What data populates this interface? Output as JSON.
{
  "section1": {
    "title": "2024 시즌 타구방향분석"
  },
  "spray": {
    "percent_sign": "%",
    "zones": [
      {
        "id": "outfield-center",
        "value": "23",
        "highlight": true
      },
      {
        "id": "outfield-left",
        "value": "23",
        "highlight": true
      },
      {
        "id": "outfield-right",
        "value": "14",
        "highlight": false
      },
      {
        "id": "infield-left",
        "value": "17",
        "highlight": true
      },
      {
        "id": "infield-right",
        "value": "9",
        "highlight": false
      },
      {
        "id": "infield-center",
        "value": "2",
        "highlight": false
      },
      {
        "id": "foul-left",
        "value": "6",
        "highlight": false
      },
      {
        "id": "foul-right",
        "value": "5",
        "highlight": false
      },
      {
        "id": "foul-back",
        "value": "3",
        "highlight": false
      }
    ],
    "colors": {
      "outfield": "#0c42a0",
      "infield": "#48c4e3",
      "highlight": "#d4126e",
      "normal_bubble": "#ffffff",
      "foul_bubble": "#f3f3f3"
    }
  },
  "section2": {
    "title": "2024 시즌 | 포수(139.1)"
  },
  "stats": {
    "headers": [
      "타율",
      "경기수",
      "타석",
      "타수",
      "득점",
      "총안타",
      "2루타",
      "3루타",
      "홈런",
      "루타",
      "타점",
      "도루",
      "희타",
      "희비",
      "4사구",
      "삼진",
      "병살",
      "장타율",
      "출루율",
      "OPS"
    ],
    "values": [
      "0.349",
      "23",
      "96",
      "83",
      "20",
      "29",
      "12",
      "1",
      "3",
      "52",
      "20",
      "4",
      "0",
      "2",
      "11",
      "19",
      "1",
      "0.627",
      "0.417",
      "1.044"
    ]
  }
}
--
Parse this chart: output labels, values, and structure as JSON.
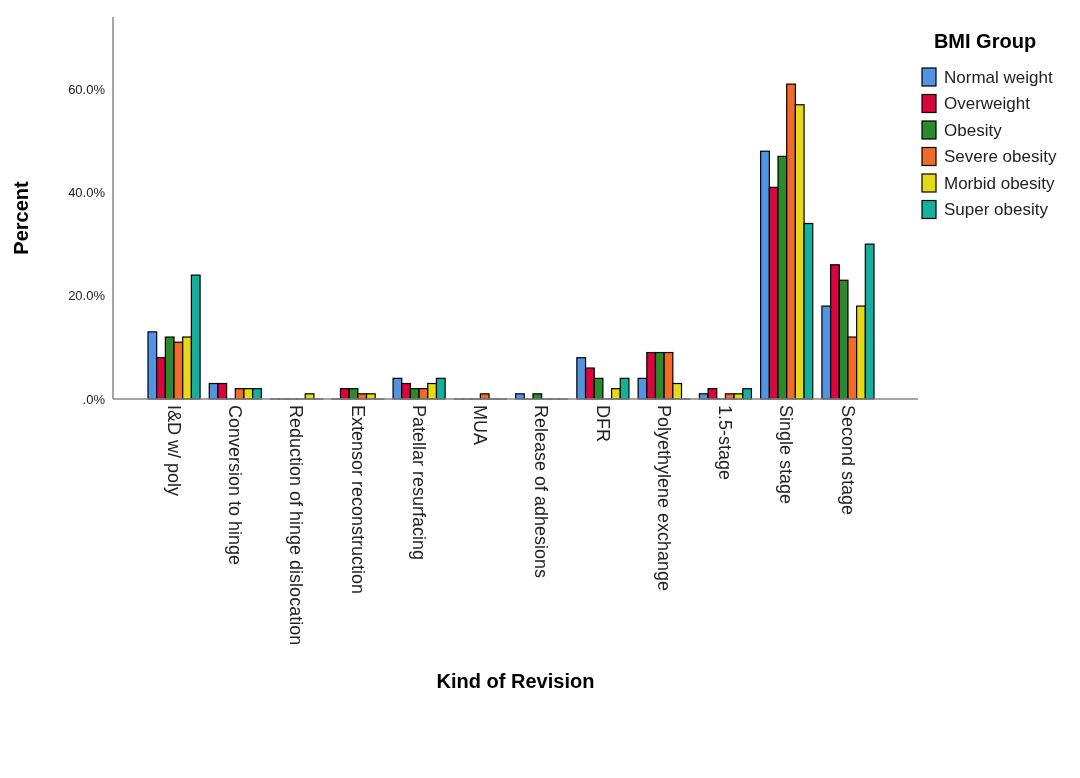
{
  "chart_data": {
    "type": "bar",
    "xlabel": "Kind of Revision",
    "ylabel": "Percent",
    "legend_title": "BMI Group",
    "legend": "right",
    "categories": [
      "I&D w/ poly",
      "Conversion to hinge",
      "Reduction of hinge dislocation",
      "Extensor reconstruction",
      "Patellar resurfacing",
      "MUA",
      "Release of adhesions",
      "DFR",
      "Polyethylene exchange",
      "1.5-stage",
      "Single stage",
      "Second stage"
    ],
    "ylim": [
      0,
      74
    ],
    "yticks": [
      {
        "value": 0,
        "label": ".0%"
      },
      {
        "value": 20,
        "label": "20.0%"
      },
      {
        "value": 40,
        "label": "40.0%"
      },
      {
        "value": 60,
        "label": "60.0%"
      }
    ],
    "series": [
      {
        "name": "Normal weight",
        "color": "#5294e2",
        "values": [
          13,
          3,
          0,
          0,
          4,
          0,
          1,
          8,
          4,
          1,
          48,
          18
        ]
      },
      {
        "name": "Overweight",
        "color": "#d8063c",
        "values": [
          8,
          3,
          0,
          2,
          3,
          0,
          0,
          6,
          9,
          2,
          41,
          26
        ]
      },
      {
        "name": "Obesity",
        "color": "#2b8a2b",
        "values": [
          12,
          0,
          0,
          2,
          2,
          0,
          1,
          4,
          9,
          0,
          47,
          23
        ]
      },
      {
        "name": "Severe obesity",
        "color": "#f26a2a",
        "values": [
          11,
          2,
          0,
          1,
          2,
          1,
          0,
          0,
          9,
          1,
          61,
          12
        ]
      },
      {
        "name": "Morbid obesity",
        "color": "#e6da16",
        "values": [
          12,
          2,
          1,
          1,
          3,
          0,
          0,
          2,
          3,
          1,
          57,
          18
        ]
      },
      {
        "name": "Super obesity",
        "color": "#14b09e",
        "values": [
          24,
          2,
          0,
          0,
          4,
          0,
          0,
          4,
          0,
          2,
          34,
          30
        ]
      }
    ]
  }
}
...
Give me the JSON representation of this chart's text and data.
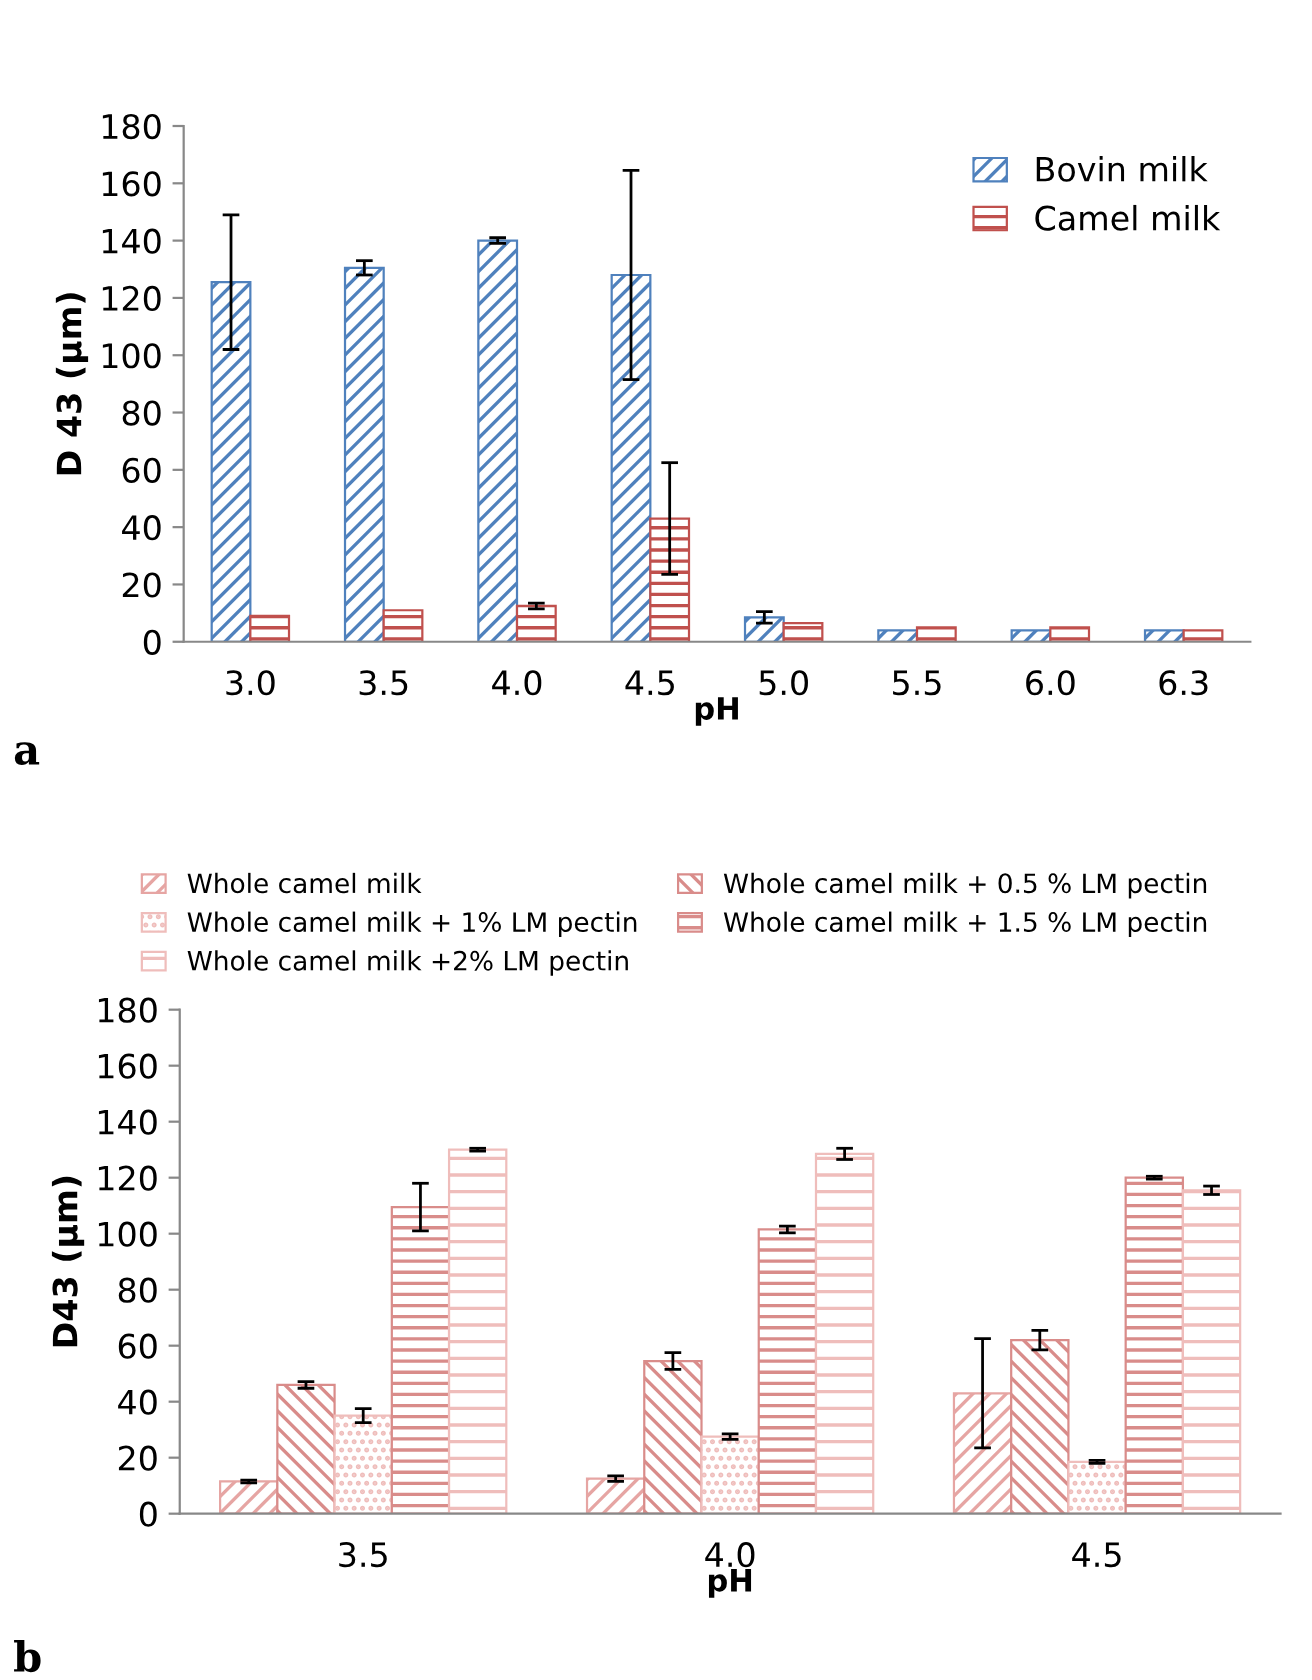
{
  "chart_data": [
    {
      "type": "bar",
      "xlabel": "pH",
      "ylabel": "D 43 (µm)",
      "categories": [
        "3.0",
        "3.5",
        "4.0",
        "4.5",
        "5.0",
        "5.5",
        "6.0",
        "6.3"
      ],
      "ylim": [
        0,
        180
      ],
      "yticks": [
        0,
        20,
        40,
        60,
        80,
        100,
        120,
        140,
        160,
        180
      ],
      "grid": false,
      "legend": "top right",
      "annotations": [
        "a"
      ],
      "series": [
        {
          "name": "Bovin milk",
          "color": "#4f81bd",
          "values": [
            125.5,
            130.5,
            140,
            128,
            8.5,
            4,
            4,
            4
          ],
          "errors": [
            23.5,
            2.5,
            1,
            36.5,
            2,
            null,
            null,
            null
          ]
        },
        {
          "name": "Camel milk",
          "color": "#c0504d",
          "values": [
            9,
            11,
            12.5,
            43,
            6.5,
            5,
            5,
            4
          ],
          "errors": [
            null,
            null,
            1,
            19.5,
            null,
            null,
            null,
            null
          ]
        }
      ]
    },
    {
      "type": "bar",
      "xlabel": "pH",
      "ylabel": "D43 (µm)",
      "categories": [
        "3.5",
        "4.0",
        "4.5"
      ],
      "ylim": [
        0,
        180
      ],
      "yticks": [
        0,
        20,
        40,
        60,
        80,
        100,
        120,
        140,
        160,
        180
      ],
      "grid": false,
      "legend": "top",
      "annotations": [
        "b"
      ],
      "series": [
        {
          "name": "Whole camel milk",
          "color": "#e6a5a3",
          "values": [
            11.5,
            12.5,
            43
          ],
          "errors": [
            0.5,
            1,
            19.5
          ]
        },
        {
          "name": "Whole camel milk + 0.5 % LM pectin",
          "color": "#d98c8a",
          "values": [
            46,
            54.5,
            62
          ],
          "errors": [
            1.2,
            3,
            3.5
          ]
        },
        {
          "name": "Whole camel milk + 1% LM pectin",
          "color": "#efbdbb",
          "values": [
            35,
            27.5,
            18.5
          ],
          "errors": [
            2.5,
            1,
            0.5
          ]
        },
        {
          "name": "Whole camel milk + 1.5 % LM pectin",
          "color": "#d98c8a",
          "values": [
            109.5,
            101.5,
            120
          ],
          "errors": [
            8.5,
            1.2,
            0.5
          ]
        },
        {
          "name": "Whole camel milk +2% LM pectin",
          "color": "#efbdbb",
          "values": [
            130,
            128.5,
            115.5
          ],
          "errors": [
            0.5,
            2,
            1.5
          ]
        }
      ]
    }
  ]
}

## Written problem
The lines to collect are those holding the string "Whole"; copy them all.

## Written answer
          "name": "Whole camel milk",
          "name": "Whole camel milk + 0.5 % LM pectin",
          "name": "Whole camel milk + 1% LM pectin",
          "name": "Whole camel milk + 1.5 % LM pectin",
          "name": "Whole camel milk +2% LM pectin",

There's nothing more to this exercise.